Written exercise
List every line in this data where the string "literacy" occurs.

Dataset items:
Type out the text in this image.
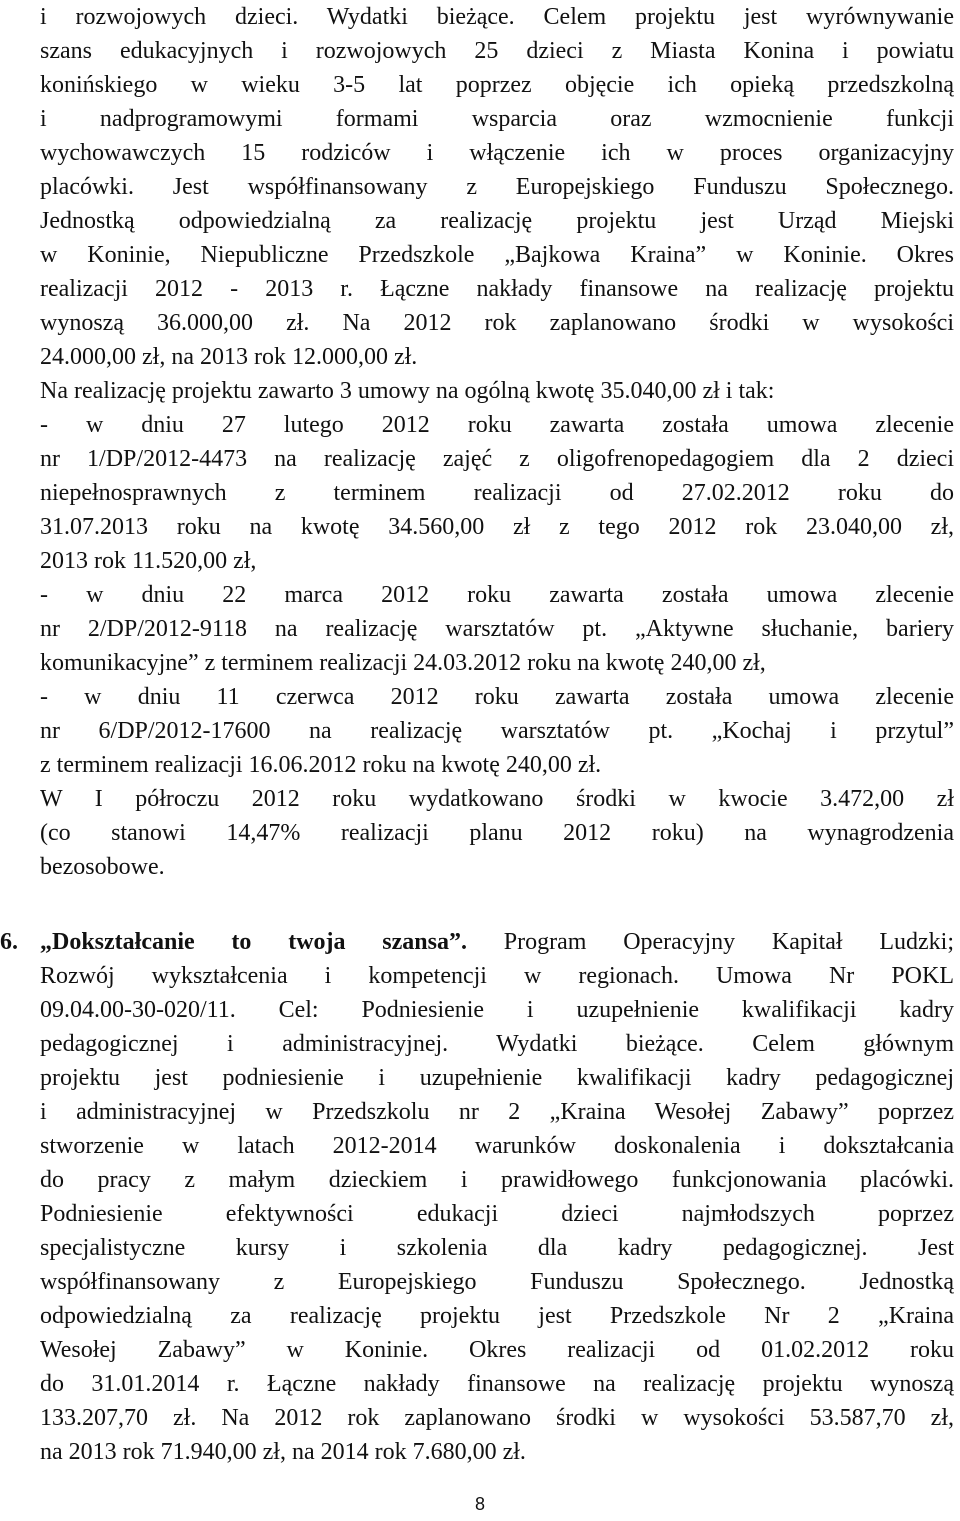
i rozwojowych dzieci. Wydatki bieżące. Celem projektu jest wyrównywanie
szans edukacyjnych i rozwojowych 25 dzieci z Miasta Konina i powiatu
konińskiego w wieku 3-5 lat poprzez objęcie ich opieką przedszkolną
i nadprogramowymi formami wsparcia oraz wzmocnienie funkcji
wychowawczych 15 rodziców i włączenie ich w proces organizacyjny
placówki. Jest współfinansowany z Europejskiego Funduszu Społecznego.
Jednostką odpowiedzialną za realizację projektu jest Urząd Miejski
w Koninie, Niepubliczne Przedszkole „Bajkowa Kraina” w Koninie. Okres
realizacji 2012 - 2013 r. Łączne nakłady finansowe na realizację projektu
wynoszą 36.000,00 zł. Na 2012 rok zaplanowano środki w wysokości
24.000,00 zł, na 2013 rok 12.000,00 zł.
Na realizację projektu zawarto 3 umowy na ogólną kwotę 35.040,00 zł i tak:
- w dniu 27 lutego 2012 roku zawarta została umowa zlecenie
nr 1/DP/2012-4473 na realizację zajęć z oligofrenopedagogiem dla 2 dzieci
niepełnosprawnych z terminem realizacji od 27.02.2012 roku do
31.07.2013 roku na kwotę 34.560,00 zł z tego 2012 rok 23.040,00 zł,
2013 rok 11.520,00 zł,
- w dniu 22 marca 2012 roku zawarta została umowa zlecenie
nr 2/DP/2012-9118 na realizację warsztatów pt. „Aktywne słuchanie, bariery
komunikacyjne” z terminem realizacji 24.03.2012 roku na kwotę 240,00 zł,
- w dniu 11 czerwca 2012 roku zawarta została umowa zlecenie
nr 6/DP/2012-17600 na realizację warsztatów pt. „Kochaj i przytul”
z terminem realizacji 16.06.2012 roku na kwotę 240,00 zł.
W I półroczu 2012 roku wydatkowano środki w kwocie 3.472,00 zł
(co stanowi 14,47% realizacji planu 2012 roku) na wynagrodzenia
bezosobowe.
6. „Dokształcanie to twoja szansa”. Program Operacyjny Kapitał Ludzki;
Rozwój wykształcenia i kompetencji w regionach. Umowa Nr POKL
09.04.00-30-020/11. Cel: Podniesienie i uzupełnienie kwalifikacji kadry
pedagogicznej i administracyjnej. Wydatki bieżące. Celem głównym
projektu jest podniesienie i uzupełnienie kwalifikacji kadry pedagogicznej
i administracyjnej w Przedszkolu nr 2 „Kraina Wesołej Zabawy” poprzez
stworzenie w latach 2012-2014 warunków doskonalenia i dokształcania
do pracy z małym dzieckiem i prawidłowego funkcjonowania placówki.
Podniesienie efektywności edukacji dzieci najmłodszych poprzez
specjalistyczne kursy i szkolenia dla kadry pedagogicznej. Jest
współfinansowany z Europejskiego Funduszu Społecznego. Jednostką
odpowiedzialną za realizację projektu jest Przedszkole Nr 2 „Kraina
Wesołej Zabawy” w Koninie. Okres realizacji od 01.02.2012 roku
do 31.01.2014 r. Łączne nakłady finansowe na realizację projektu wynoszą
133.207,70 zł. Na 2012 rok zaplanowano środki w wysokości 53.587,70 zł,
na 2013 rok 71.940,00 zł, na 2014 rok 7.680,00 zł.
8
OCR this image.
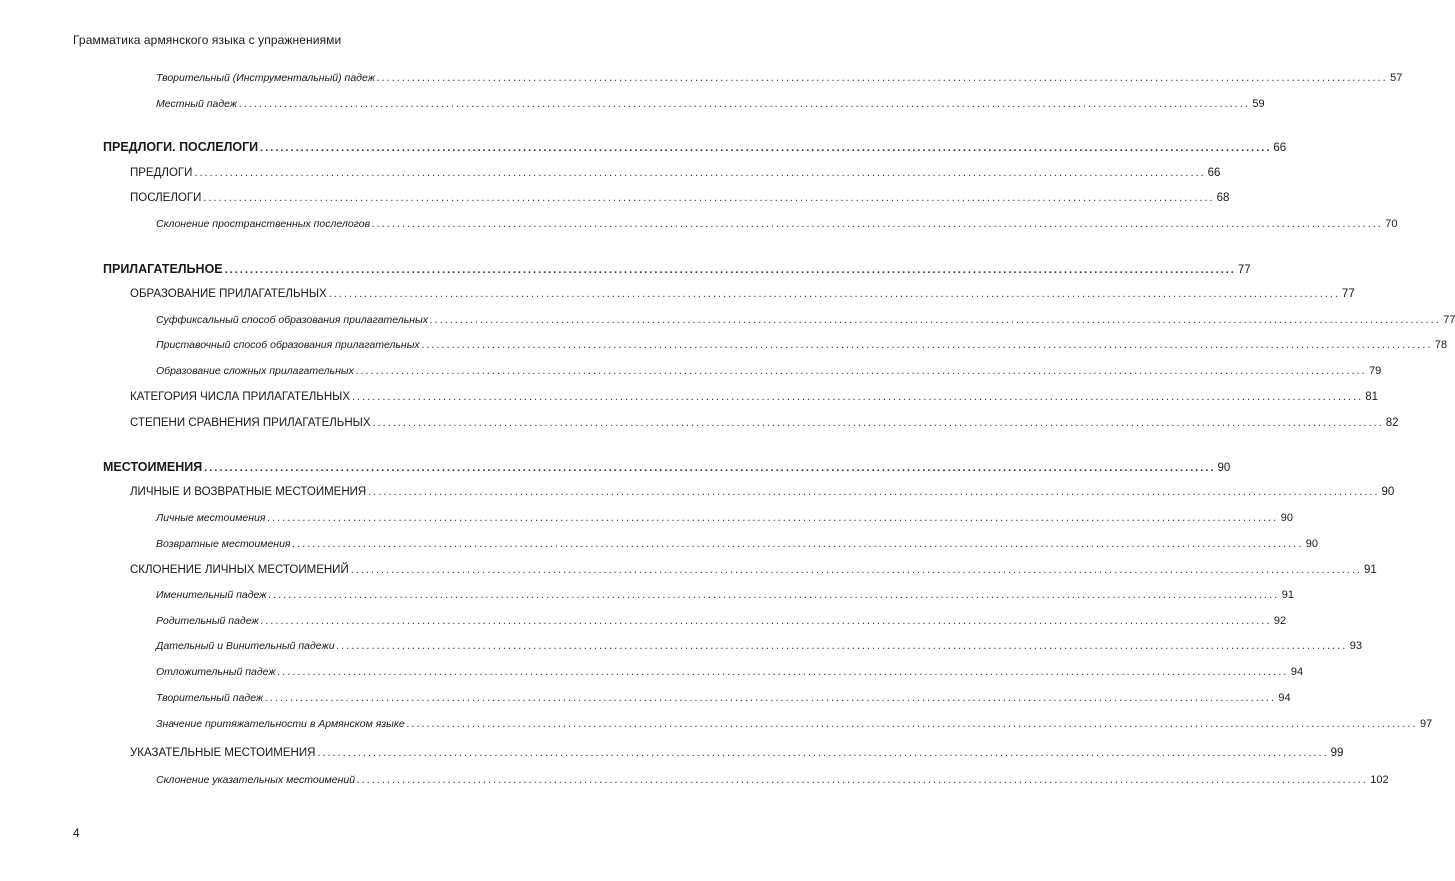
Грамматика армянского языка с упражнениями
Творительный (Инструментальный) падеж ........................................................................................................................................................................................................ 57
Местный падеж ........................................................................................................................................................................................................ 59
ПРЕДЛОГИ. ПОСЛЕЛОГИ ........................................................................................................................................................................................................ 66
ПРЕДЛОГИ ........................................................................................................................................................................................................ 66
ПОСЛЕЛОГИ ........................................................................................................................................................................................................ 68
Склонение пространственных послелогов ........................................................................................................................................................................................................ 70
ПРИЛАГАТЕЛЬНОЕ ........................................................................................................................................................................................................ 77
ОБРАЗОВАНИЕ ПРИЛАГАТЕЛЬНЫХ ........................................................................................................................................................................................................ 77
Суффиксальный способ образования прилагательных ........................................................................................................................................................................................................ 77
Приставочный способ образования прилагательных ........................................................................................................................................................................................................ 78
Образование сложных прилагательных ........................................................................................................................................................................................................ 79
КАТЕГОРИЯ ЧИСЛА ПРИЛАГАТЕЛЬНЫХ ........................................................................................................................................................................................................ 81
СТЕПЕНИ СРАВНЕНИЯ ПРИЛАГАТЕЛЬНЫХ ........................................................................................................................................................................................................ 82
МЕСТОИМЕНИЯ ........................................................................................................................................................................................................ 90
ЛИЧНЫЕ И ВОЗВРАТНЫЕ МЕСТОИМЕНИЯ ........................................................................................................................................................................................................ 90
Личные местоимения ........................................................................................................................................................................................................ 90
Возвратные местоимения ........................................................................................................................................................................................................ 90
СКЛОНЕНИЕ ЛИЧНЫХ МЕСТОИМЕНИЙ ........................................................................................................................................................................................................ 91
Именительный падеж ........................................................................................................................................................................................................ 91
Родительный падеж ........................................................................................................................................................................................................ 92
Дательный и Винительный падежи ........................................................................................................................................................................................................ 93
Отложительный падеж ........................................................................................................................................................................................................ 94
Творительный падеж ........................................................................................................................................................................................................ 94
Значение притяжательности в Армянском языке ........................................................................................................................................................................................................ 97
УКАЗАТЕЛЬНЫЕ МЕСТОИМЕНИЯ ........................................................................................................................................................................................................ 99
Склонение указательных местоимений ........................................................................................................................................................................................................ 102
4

==

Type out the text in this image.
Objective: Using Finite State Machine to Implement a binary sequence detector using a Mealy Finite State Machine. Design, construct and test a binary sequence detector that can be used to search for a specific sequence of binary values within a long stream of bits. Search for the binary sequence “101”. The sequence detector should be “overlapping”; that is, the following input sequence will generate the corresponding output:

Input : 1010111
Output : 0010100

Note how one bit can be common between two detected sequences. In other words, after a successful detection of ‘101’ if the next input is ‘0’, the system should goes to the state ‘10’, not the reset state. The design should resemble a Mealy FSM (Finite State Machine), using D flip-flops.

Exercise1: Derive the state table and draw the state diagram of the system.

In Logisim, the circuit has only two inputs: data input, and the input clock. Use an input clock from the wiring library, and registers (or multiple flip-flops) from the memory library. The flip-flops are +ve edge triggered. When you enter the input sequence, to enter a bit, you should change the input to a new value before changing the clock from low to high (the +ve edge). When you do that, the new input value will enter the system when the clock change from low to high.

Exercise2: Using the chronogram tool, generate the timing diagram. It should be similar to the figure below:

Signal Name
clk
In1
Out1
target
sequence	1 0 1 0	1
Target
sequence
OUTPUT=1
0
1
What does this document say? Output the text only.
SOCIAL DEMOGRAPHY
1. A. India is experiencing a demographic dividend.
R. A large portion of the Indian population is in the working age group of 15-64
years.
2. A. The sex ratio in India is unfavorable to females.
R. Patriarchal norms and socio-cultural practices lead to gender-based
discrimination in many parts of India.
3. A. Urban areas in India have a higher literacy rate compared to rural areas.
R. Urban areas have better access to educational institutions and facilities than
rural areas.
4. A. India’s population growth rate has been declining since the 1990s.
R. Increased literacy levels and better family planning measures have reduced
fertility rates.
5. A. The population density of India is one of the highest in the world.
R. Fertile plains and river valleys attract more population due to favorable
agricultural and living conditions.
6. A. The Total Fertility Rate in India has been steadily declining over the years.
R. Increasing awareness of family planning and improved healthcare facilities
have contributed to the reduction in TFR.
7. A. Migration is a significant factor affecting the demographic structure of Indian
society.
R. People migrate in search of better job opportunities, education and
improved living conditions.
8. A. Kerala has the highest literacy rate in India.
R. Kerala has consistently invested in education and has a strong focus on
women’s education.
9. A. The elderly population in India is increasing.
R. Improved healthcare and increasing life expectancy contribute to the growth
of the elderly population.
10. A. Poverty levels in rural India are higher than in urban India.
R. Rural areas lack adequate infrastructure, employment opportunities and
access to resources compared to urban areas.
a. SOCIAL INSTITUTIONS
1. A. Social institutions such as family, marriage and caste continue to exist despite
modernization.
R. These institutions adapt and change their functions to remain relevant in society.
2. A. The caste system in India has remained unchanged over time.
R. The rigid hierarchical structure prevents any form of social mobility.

Correct output
3. A. Urban areas in India have a higher literacy rate compared to rural areas.
R. Increased literacy levels and better family planning measures have reduced
8. A. Kerala has the highest literacy rate in India.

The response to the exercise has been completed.